• EXERCISE SET:
- A) Quote the article on the PEG ratio word for word, from "But will a discount" to "for value investors.".
- B) In the article on the PEG ratio, what formula defines that ratio?
- C) Carry on the article about value investing and the PEG ratio from the point where it ends.

• EXTRACT:
As per data provided by a Forbes article, shares of Berkshire Hathaway, owned by the world’s most successful value investor Warren Buffett, increased 20% in 2016, boosting the Oracle of Omaha’s personal fortune by $12.3 billion (more than any other billionaire in the U.S.) to $74.2 billion. This once again underscores the importance of value investing as the most tempting strategy to bet on even amid uncertain market conditions.
While searching for a suitable investment option, value investors with varied risk appetite are most unlikely to hit upon the price/earnings to growth (PEG) ratio among a number of other popular metrics like price/earnings (P/E), price/sales (P/S) or price/book value (P/B). This is because they often find this ratio complicated, considering the limitations in calculating the future earnings growth potential of a stock.
But, in a year full of volatility, it is pointless to ponder on methods which don’t consider a stock’s future growth rate while calculating its intrinsic merit. Yardsticks such as dividend yield, P/E or P/B are most commonly used to single out whether a stock is trading at a discount.
But will a discount based on these multiples ensure success? What if there is a dearth of catalysts to propel growth even though the stock is at a discount right now? In such a case, even if you buy a stock at less than its fair value, you might still end up paying more. And here comes the importance of this not-so-popular but crucial value investing metric, the PEG ratio.
The PEG ratio is defined as: (Price/ Earnings)/Earnings Growth Rate
A low PEG ratio is always better for value investors.
While P/E alone fails to identify a true value stock, PEG helps to find the intrinsic value of a stock.
Unfortunately, this ratio is often neglected due to investors’ limitation to calculate the future earnings growth rate of a stock.
There are some drawbacks to using the PEG ratio though. It doesn’t consider the very common situation of changing growth rates such as the forecast of the first three years at a very high growth rate followed by a sustainable but lower growth rate in the long term.
Hence, PEG-based investing can turn out to be even more rewarding if some other relevant parameters are also taken into consideration.

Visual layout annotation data
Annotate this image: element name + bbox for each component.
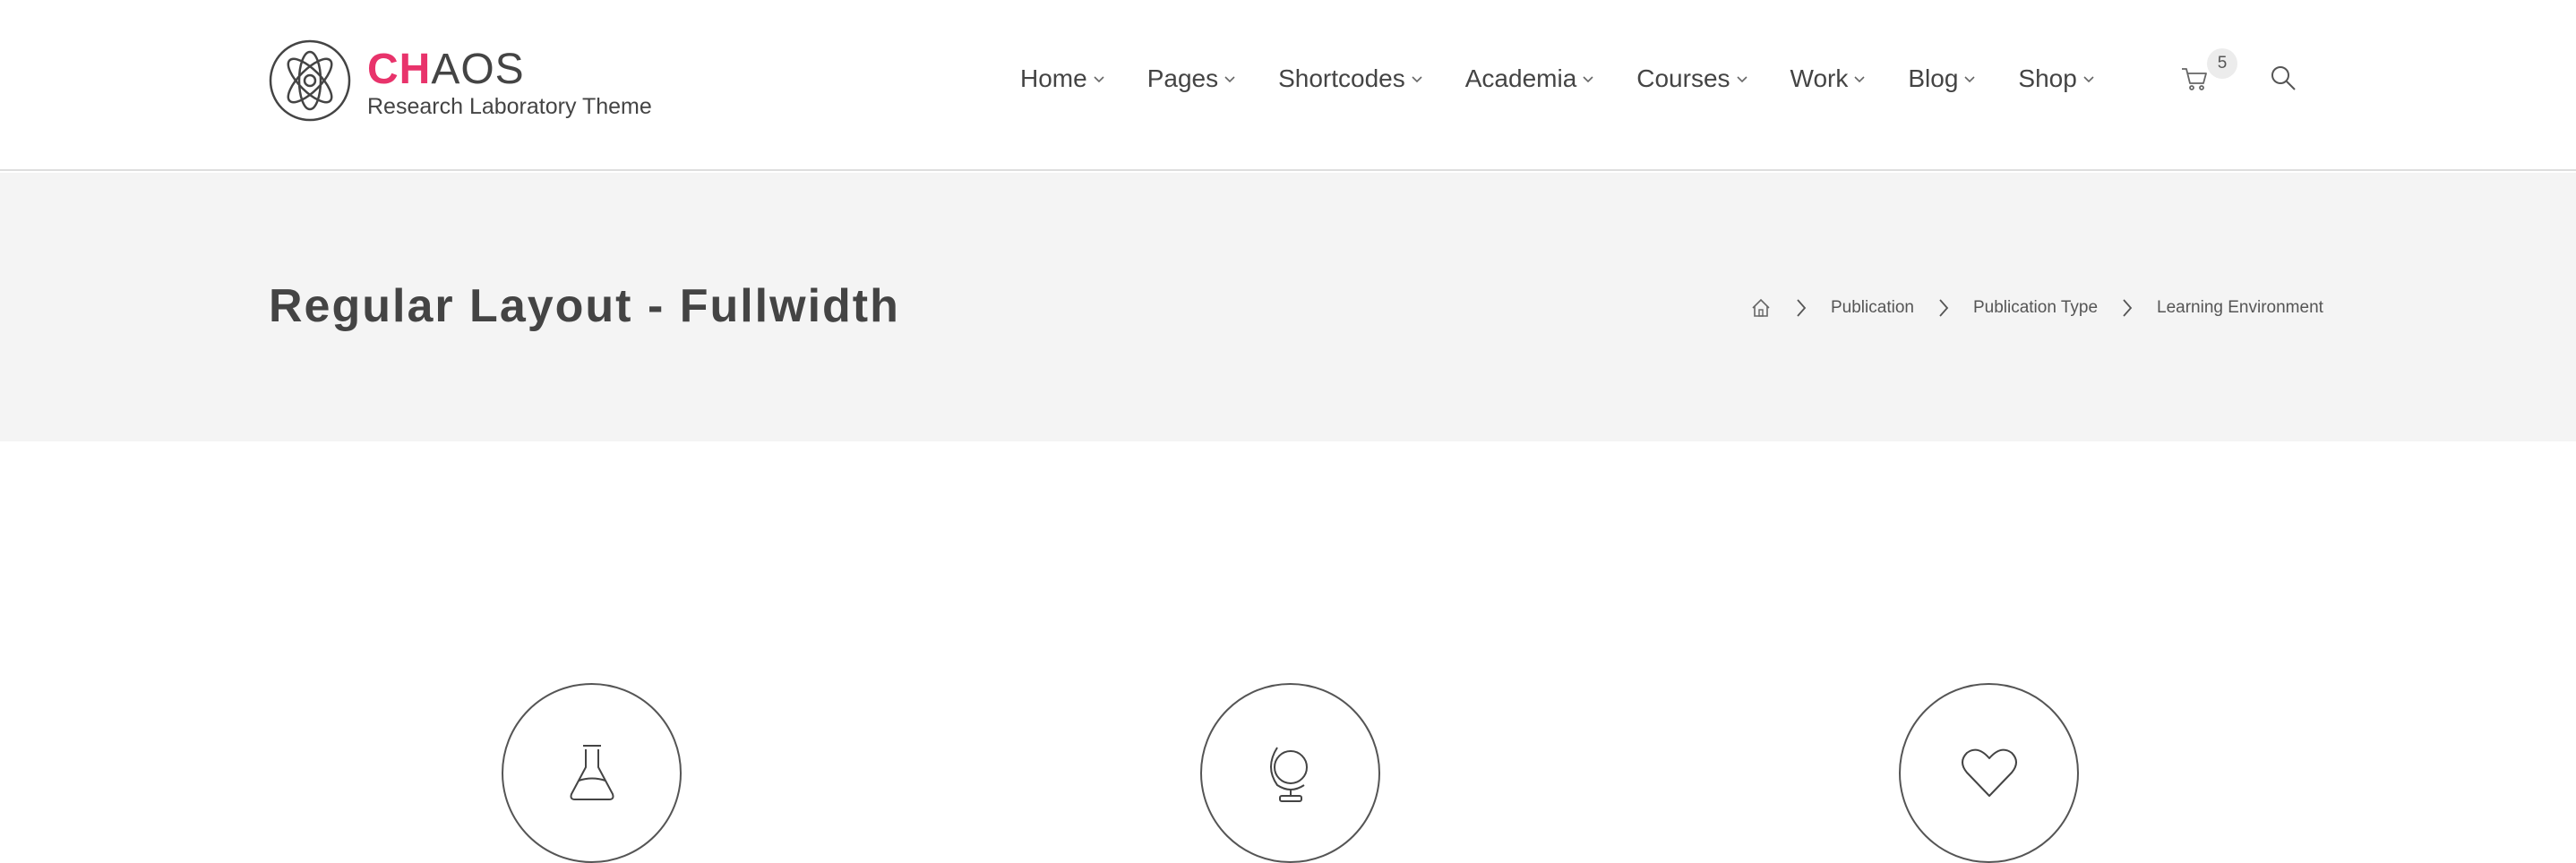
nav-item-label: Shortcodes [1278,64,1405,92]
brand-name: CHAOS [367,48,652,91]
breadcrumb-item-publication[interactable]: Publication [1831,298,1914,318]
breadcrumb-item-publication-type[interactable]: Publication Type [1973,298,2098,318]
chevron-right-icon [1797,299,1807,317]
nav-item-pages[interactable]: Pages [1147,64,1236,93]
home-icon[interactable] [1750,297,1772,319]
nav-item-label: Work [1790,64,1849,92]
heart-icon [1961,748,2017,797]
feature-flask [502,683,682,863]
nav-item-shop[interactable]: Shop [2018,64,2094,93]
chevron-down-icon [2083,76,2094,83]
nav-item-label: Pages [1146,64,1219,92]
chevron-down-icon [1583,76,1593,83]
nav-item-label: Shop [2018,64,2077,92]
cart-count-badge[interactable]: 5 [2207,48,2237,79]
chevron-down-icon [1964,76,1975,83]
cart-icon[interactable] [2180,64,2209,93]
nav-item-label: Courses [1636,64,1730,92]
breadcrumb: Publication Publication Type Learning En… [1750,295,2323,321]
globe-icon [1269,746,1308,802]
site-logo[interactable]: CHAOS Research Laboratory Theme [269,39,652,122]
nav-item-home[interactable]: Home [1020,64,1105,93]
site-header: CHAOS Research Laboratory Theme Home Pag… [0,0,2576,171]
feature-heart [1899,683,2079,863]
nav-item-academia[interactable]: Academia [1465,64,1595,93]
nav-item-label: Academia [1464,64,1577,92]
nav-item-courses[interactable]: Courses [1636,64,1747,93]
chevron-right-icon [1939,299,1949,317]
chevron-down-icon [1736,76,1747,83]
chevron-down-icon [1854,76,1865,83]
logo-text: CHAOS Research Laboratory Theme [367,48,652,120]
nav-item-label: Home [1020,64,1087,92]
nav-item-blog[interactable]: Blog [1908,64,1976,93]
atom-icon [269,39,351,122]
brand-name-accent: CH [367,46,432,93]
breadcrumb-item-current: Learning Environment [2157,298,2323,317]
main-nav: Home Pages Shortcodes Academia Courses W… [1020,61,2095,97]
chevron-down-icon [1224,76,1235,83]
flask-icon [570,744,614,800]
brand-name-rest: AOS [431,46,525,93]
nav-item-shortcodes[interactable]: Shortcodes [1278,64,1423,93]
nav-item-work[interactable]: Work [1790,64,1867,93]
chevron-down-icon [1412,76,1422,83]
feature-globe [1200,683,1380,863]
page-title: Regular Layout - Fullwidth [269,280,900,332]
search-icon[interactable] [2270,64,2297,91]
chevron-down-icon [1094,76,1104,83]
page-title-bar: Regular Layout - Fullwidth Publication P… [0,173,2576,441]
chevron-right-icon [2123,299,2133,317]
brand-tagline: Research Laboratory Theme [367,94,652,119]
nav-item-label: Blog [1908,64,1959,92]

• SET OF ANSWERS:
- A)
But will a discount based on these multiples ensure success? What if there is a dearth of catalysts to propel growth even though the stock is at a discount right now? In such a case, even if you buy a stock at less than its fair value, you might still end up paying more. And here comes the importance of this not-so-popular but crucial value investing metric, the PEG ratio.
The PEG ratio is defined as: (Price/ Earnings)/Earnings Growth Rate
A low PEG ratio is always better for value investors.

- B) (Price/Earnings)/Earnings Growth Rate

- C)
Here are some of the screening criteria for a winning strategy:
PEG Ratio less than X Industry Median
(P/E Ratio (using F1) less than X Industry Median (For more accurate valuation purpose.)
Zacks Rank of 1 (Strong Buy), 2 (Buy), 3 (Hold) (whether good market conditions or bad, stocks with a Zacks Rank #1, #2 or #3 have a proven history of success.)
Market Capitalization greater than $1 Billion (This helps us to focus on companies that have strong liquidity)
Average 20 Day Volume greater than 50,000 (A substantial trading volume ensures that the stock is easily tradable.)
Percentage Change F1 Earnings Estimate Revisions (4 Weeks) greater than 5% (Upward estimate revisions add to the optimism, suggesting further bullishness.)
Value Score of less than or equal to B: Our research shows that stocks with a Style Score of ‘A’ or ‘B’ when combined with a Zacks Rank #1 or 2 offer the best upside potential.
Here are five of the seven stocks that qualified the screening:
Teck Resources Limited TECK: This popular name in the field of natural resources with its business spread across the Americas, the Asia Pacific, and Europe currently holds a Zacks Rank #1 and has a Value Style score ‘B’. The company also has an impressive growth rate of 162.2% for the next year.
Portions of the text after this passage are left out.